The concept of sin includes the idea that what I have done or thought or
said has in some way irretrievably altered what I am. We think of sin not as
a smudge of dirt on a clean surface, but as some kind of dry rot that has
settled into the fabric of our being.

When Jesus says there is no sin, he is saying that our ideas are wrong.
Nothing we have done has altered what we are in any way. The surface is
uncorrupted and can be simply wiped clean. We are created with an amazing
psychic layer of Scotchguard protectant. Underneath the layers of grime, we
are still the holy Son of God.

If we think of sin as we normally do, the goal of God seems unattainable
(1:1). If we see it as Jesus does, we can understand that the goal is
already attained; it is not something to attain, it is something to
celebrate.

When we see sin in another as dry rot, we feel justified in our attacks
(1:3). When we see it as surface smudges, our love responds with a desire to
wipe the surface of our brother's mind to reveal the beauty hiding in the
dirt.

We are all aware of some self-destructive habit patterns. All of them come
from the sense that we deserve punishment and suffering because we are
guilty (1:4). We are unworthy of health, happiness and uninterrupted joy. We
think the evil is in us rather than on us.

When we fully accept the truth of our own innocence, we have opened the way
to complete abundance and health. The universe is set up to support us, good
is continually flowing our way, but we constantly block it off because,
unconsciously, we don't think we deserve it. All this comes from the belief
in sin.

Sin makes us afraid of love (2:1). To be afraid of love is insane, but then,
"sin is insanity" (W-pII.4.1:1). If God is the Source of everything that is,
then all there is must be Love; there can be no opposite, no fear, no sin
(2:4-5). To remember that there is no sin is to accept our own perfect
innocence, and the perfect innocence of all that is. And all the evidence we
perceive that seems to prove otherwise is an illusion made up by our own
minds.

# # #

Tasks:
**1.** In the passage on sin, what kind of habit patterns are we all said to be aware of?
**2.** Reproduce the passage on sin word for word, starting with "We are all aware" and going on through "than on us.".
**3.** Using the passage on sin, explain why we constantly block off the good that is continually flowing our way.

Dataset content:
# # #

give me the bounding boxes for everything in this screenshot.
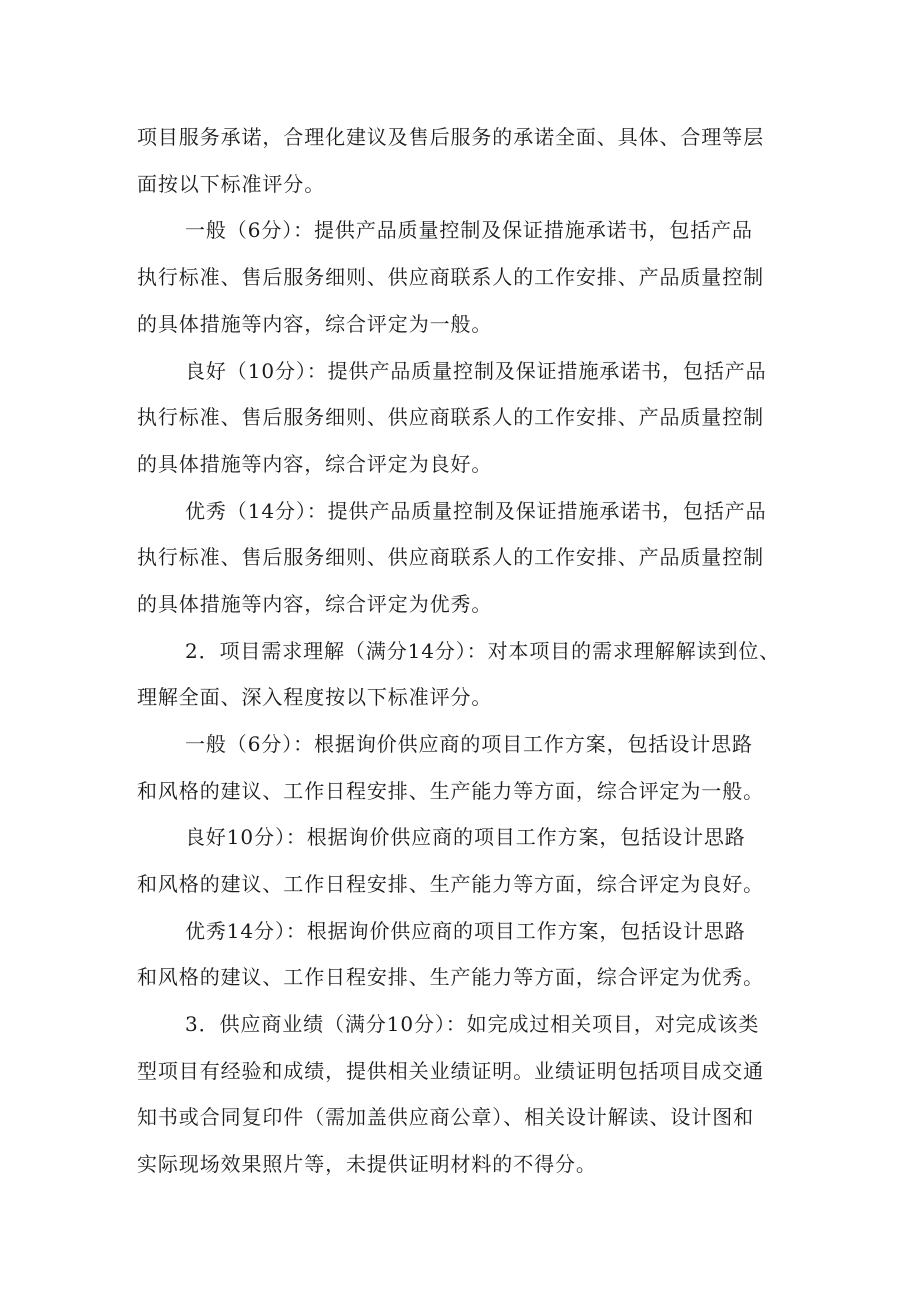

# # #

Complete answers:
**1.** Self-destructive habit patterns.

**2.**
We are all aware of some self-destructive habit patterns. All of them come
from the sense that we deserve punishment and suffering because we are
guilty (1:4). We are unworthy of health, happiness and uninterrupted joy. We
think the evil is in us rather than on us.

**3.** We block it off because, unconsciously, we don't think we deserve it. The passage traces all of this to the belief in sin.